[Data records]
^^^^^^^^^^^^^^^^

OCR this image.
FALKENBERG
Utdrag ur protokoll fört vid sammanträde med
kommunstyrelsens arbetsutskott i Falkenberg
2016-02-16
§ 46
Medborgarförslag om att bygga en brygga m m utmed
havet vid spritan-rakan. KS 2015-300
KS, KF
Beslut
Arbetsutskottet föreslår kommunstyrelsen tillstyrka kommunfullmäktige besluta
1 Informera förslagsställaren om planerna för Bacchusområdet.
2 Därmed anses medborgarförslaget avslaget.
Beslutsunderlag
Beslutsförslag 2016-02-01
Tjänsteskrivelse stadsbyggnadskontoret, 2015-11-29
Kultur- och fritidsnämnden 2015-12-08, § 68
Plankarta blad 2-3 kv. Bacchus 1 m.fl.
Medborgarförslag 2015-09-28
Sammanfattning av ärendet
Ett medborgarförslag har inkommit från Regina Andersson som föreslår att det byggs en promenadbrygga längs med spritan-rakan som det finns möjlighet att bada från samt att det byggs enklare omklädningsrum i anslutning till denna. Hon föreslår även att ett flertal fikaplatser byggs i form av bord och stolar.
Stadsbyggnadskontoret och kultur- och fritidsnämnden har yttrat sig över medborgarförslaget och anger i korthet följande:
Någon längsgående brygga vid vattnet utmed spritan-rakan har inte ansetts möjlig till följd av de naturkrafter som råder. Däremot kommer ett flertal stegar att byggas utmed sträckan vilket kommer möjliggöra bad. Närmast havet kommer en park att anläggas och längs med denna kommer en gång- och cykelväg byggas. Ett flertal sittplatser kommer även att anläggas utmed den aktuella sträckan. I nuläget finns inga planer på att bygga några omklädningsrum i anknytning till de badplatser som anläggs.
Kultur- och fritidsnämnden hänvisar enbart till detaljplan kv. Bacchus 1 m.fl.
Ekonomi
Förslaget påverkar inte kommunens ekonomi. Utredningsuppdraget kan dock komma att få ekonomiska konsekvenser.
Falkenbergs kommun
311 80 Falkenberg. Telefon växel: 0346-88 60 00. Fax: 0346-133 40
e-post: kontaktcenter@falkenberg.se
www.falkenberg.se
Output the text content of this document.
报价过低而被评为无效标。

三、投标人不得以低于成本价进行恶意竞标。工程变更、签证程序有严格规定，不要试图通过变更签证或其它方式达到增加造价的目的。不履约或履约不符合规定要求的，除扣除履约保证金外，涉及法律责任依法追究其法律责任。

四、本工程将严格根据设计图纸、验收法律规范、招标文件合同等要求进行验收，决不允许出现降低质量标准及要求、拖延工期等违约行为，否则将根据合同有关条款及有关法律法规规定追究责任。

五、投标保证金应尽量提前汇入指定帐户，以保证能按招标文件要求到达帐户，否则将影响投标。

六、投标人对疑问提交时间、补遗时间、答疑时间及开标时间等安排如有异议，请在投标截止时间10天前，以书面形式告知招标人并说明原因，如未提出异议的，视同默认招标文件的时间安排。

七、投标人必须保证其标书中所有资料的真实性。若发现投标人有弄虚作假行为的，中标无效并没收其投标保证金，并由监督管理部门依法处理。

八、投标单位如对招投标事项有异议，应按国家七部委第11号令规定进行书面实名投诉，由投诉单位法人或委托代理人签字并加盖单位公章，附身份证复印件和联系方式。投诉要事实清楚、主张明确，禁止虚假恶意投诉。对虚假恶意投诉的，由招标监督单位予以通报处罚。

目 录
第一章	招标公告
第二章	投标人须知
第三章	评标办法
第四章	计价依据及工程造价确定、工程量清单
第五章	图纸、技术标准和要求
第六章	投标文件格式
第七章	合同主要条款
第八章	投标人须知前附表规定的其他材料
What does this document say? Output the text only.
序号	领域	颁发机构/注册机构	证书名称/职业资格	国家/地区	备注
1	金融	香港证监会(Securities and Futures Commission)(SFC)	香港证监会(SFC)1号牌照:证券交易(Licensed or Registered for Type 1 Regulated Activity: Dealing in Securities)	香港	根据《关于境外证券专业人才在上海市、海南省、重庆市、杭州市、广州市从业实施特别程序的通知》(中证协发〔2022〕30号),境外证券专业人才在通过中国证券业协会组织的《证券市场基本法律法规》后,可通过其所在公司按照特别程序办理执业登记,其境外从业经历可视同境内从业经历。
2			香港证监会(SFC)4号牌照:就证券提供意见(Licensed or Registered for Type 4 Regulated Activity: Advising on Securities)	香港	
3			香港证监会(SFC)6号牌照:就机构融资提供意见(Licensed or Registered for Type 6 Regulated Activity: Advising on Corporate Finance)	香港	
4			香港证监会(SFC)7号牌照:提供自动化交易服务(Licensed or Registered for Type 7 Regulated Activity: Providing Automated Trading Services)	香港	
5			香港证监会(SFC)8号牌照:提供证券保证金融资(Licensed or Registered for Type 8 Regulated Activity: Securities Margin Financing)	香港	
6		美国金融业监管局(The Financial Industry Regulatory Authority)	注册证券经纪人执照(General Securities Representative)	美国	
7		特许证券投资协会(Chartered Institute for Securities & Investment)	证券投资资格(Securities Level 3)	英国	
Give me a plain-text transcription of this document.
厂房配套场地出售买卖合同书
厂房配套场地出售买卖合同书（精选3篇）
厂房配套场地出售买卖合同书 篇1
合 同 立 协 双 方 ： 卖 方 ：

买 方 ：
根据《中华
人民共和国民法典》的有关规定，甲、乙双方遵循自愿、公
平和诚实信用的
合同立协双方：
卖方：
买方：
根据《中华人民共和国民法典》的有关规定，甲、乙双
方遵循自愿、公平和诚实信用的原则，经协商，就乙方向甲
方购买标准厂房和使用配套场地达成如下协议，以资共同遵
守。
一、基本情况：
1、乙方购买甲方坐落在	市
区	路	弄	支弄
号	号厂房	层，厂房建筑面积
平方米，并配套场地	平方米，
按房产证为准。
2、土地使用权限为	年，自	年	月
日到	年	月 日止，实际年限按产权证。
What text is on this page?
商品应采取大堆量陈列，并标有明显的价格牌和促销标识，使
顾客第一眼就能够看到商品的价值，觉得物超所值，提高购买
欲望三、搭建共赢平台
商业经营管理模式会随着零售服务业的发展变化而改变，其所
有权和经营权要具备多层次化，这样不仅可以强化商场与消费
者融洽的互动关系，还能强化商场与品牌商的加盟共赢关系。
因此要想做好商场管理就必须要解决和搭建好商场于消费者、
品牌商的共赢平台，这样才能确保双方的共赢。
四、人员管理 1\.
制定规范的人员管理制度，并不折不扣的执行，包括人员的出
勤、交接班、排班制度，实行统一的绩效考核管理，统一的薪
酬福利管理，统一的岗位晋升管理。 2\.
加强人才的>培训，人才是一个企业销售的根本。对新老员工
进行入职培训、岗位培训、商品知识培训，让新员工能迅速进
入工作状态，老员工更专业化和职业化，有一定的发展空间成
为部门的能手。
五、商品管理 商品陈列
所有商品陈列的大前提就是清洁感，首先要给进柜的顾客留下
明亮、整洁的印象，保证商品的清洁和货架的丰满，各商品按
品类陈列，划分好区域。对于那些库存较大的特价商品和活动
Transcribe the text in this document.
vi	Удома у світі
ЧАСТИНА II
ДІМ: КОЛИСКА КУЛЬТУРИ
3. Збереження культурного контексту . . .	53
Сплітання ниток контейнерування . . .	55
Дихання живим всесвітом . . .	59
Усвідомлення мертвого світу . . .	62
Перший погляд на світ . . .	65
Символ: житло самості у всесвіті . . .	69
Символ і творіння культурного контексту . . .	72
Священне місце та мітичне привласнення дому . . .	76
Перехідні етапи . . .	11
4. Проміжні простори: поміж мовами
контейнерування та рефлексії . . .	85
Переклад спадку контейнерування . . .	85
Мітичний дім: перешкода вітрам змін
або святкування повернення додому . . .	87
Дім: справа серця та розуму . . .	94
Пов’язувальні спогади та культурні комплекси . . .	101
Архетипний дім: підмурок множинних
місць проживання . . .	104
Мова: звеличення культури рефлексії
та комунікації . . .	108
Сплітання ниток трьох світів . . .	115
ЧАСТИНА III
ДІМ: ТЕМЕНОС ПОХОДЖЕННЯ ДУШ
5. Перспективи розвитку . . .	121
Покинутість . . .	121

^^^^^^^^^^^^^^^^

### WHAT TO DO
What is the number of lines in the records that contain the word "bygga"? Answer with the number and nothing else.

### FULL OUTPUT
2